Extracted data>

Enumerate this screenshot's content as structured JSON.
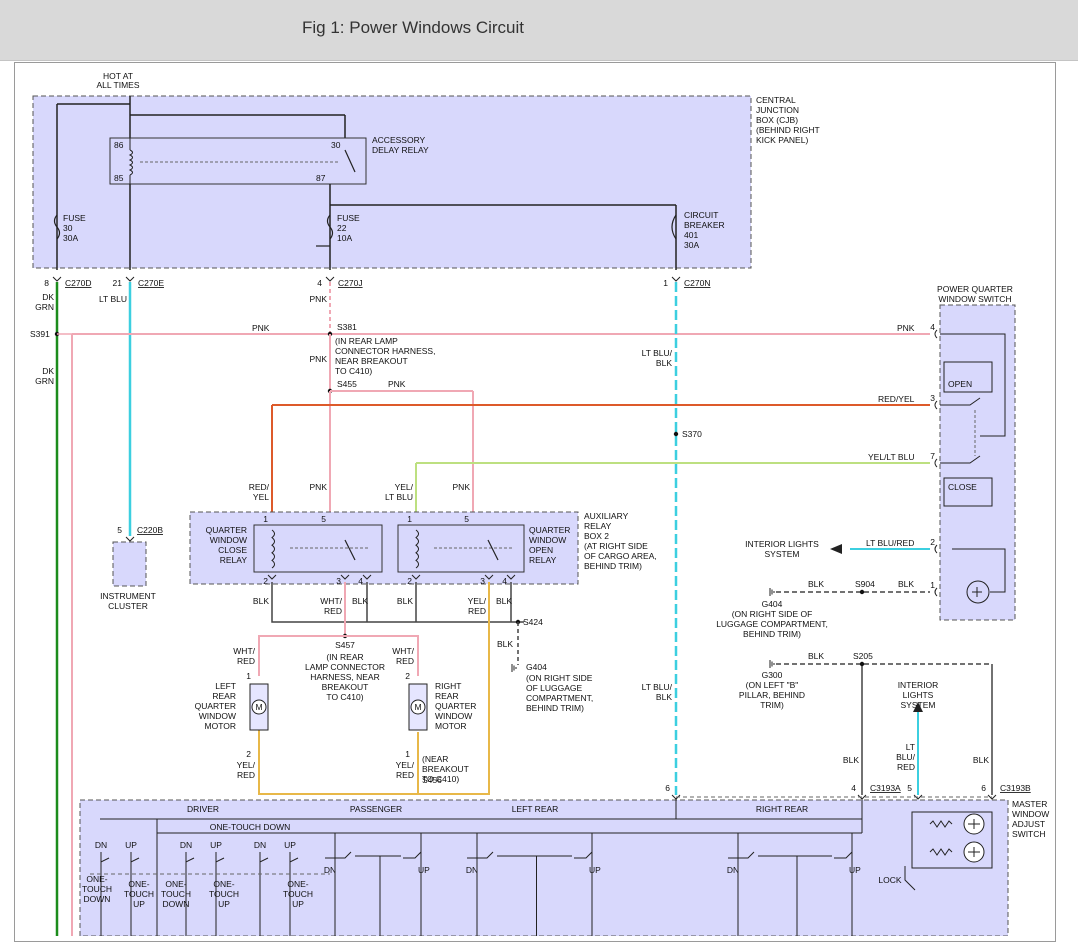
{
  "header": {
    "title": "Fig 1: Power Windows Circuit"
  },
  "colors": {
    "box_fill": "#d8d8fc",
    "pnk": "#f0a8b4",
    "red_yel": "#dd5a2a",
    "lt_blu": "#3ccfe0",
    "dk_grn": "#1c8c1c",
    "yel": "#e8b848",
    "yel_lt_blu": "#bde080",
    "black": "#444444"
  },
  "labels": {
    "hot_at_all_times": [
      "HOT AT",
      "ALL TIMES"
    ],
    "cjb": [
      "CENTRAL",
      "JUNCTION",
      "BOX (CJB)",
      "(BEHIND RIGHT",
      "KICK PANEL)"
    ],
    "accessory_relay": [
      "ACCESSORY",
      "DELAY RELAY"
    ],
    "fuse30": [
      "FUSE",
      "30",
      "30A"
    ],
    "fuse22": [
      "FUSE",
      "22",
      "10A"
    ],
    "breaker": [
      "CIRCUIT",
      "BREAKER",
      "401",
      "30A"
    ],
    "pin86": "86",
    "pin85": "85",
    "pin30": "30",
    "pin87": "87",
    "c270d": "C270D",
    "c270e": "C270E",
    "c270j": "C270J",
    "c270n": "C270N",
    "pin8": "8",
    "pin21": "21",
    "pin4": "4",
    "pin1": "1",
    "dk_grn": [
      "DK",
      "GRN"
    ],
    "lt_blu": "LT BLU",
    "pnk": "PNK",
    "s391": "S391",
    "s381": "S381",
    "s381_note": [
      "(IN REAR LAMP",
      "CONNECTOR HARNESS,",
      "NEAR BREAKOUT",
      "TO C410)"
    ],
    "s455": "S455",
    "s370": "S370",
    "lt_blu_blk": [
      "LT BLU/",
      "BLK"
    ],
    "red_yel": "RED/YEL",
    "yel_lt_blu": "YEL/LT BLU",
    "lt_blu_red": "LT BLU/RED",
    "red_yel_stack": [
      "RED/",
      "YEL"
    ],
    "yel_lt_blu_stack": [
      "YEL/",
      "LT BLU"
    ],
    "pqws": [
      "POWER QUARTER",
      "WINDOW SWITCH"
    ],
    "open": "OPEN",
    "close": "CLOSE",
    "aux_relay": [
      "AUXILIARY",
      "RELAY",
      "BOX 2",
      "(AT RIGHT SIDE",
      "OF CARGO AREA,",
      "BEHIND TRIM)"
    ],
    "qw_close_relay": [
      "QUARTER",
      "WINDOW",
      "CLOSE",
      "RELAY"
    ],
    "qw_open_relay": [
      "QUARTER",
      "WINDOW",
      "OPEN",
      "RELAY"
    ],
    "c220b": "C220B",
    "instrument_cluster": [
      "INSTRUMENT",
      "CLUSTER"
    ],
    "interior_lights": [
      "INTERIOR LIGHTS",
      "SYSTEM"
    ],
    "interior_lights2": [
      "INTERIOR",
      "LIGHTS",
      "SYSTEM"
    ],
    "blk": "BLK",
    "s904": "S904",
    "g404": "G404",
    "g404_note": [
      "(ON RIGHT SIDE OF",
      "LUGGAGE COMPARTMENT,",
      "BEHIND TRIM)"
    ],
    "g404b_note": [
      "(ON RIGHT SIDE",
      "OF LUGGAGE",
      "COMPARTMENT,",
      "BEHIND TRIM)"
    ],
    "s424": "S424",
    "s205": "S205",
    "g300": "G300",
    "g300_note": [
      "(ON LEFT \"B\"",
      "PILLAR, BEHIND",
      "TRIM)"
    ],
    "wht_red": [
      "WHT/",
      "RED"
    ],
    "yel_red": [
      "YEL/",
      "RED"
    ],
    "s457": "S457",
    "s457_note": [
      "(IN REAR",
      "LAMP CONNECTOR",
      "HARNESS, NEAR",
      "BREAKOUT",
      "TO C410)"
    ],
    "left_motor": [
      "LEFT",
      "REAR",
      "QUARTER",
      "WINDOW",
      "MOTOR"
    ],
    "right_motor": [
      "RIGHT",
      "REAR",
      "QUARTER",
      "WINDOW",
      "MOTOR"
    ],
    "s456_note": [
      "(NEAR",
      "BREAKOUT",
      "TO C410)"
    ],
    "s456": "S456",
    "lt_blu_red_stack": [
      "LT",
      "BLU/",
      "RED"
    ],
    "c3193a": "C3193A",
    "c3193b": "C3193B",
    "master_switch": [
      "MASTER",
      "WINDOW",
      "ADJUST",
      "SWITCH"
    ],
    "driver": "DRIVER",
    "passenger": "PASSENGER",
    "left_rear": "LEFT REAR",
    "right_rear": "RIGHT REAR",
    "one_touch_down": "ONE-TOUCH DOWN",
    "dn": "DN",
    "up": "UP",
    "lock": "LOCK",
    "ot_down": [
      "ONE-",
      "TOUCH",
      "DOWN"
    ],
    "ot_up": [
      "ONE-",
      "TOUCH",
      "UP"
    ],
    "m": "M",
    "pins": {
      "p1": "1",
      "p2": "2",
      "p3": "3",
      "p4": "4",
      "p5": "5",
      "p6": "6",
      "p7": "7"
    }
  }
}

What is expected>
Transcribe the entries above verbatim, omitting their pictures.

Complete answer>
Enumerate this screenshot's content as structured JSON.
{
  "header": {
    "title": "Fig 1: Power Windows Circuit"
  },
  "colors": {
    "box_fill": "#d8d8fc",
    "pnk": "#f0a8b4",
    "red_yel": "#dd5a2a",
    "lt_blu": "#3ccfe0",
    "dk_grn": "#1c8c1c",
    "yel": "#e8b848",
    "yel_lt_blu": "#bde080",
    "black": "#444444"
  },
  "labels": {
    "hot_at_all_times": [
      "HOT AT",
      "ALL TIMES"
    ],
    "cjb": [
      "CENTRAL",
      "JUNCTION",
      "BOX (CJB)",
      "(BEHIND RIGHT",
      "KICK PANEL)"
    ],
    "accessory_relay": [
      "ACCESSORY",
      "DELAY RELAY"
    ],
    "fuse30": [
      "FUSE",
      "30",
      "30A"
    ],
    "fuse22": [
      "FUSE",
      "22",
      "10A"
    ],
    "breaker": [
      "CIRCUIT",
      "BREAKER",
      "401",
      "30A"
    ],
    "pin86": "86",
    "pin85": "85",
    "pin30": "30",
    "pin87": "87",
    "c270d": "C270D",
    "c270e": "C270E",
    "c270j": "C270J",
    "c270n": "C270N",
    "pin8": "8",
    "pin21": "21",
    "pin4": "4",
    "pin1": "1",
    "dk_grn": [
      "DK",
      "GRN"
    ],
    "lt_blu": "LT BLU",
    "pnk": "PNK",
    "s391": "S391",
    "s381": "S381",
    "s381_note": [
      "(IN REAR LAMP",
      "CONNECTOR HARNESS,",
      "NEAR BREAKOUT",
      "TO C410)"
    ],
    "s455": "S455",
    "s370": "S370",
    "lt_blu_blk": [
      "LT BLU/",
      "BLK"
    ],
    "red_yel": "RED/YEL",
    "yel_lt_blu": "YEL/LT BLU",
    "lt_blu_red": "LT BLU/RED",
    "red_yel_stack": [
      "RED/",
      "YEL"
    ],
    "yel_lt_blu_stack": [
      "YEL/",
      "LT BLU"
    ],
    "pqws": [
      "POWER QUARTER",
      "WINDOW SWITCH"
    ],
    "open": "OPEN",
    "close": "CLOSE",
    "aux_relay": [
      "AUXILIARY",
      "RELAY",
      "BOX 2",
      "(AT RIGHT SIDE",
      "OF CARGO AREA,",
      "BEHIND TRIM)"
    ],
    "qw_close_relay": [
      "QUARTER",
      "WINDOW",
      "CLOSE",
      "RELAY"
    ],
    "qw_open_relay": [
      "QUARTER",
      "WINDOW",
      "OPEN",
      "RELAY"
    ],
    "c220b": "C220B",
    "instrument_cluster": [
      "INSTRUMENT",
      "CLUSTER"
    ],
    "interior_lights": [
      "INTERIOR LIGHTS",
      "SYSTEM"
    ],
    "interior_lights2": [
      "INTERIOR",
      "LIGHTS",
      "SYSTEM"
    ],
    "blk": "BLK",
    "s904": "S904",
    "g404": "G404",
    "g404_note": [
      "(ON RIGHT SIDE OF",
      "LUGGAGE COMPARTMENT,",
      "BEHIND TRIM)"
    ],
    "g404b_note": [
      "(ON RIGHT SIDE",
      "OF LUGGAGE",
      "COMPARTMENT,",
      "BEHIND TRIM)"
    ],
    "s424": "S424",
    "s205": "S205",
    "g300": "G300",
    "g300_note": [
      "(ON LEFT \"B\"",
      "PILLAR, BEHIND",
      "TRIM)"
    ],
    "wht_red": [
      "WHT/",
      "RED"
    ],
    "yel_red": [
      "YEL/",
      "RED"
    ],
    "s457": "S457",
    "s457_note": [
      "(IN REAR",
      "LAMP CONNECTOR",
      "HARNESS, NEAR",
      "BREAKOUT",
      "TO C410)"
    ],
    "left_motor": [
      "LEFT",
      "REAR",
      "QUARTER",
      "WINDOW",
      "MOTOR"
    ],
    "right_motor": [
      "RIGHT",
      "REAR",
      "QUARTER",
      "WINDOW",
      "MOTOR"
    ],
    "s456_note": [
      "(NEAR",
      "BREAKOUT",
      "TO C410)"
    ],
    "s456": "S456",
    "lt_blu_red_stack": [
      "LT",
      "BLU/",
      "RED"
    ],
    "c3193a": "C3193A",
    "c3193b": "C3193B",
    "master_switch": [
      "MASTER",
      "WINDOW",
      "ADJUST",
      "SWITCH"
    ],
    "driver": "DRIVER",
    "passenger": "PASSENGER",
    "left_rear": "LEFT REAR",
    "right_rear": "RIGHT REAR",
    "one_touch_down": "ONE-TOUCH DOWN",
    "dn": "DN",
    "up": "UP",
    "lock": "LOCK",
    "ot_down": [
      "ONE-",
      "TOUCH",
      "DOWN"
    ],
    "ot_up": [
      "ONE-",
      "TOUCH",
      "UP"
    ],
    "m": "M",
    "pins": {
      "p1": "1",
      "p2": "2",
      "p3": "3",
      "p4": "4",
      "p5": "5",
      "p6": "6",
      "p7": "7"
    }
  }
}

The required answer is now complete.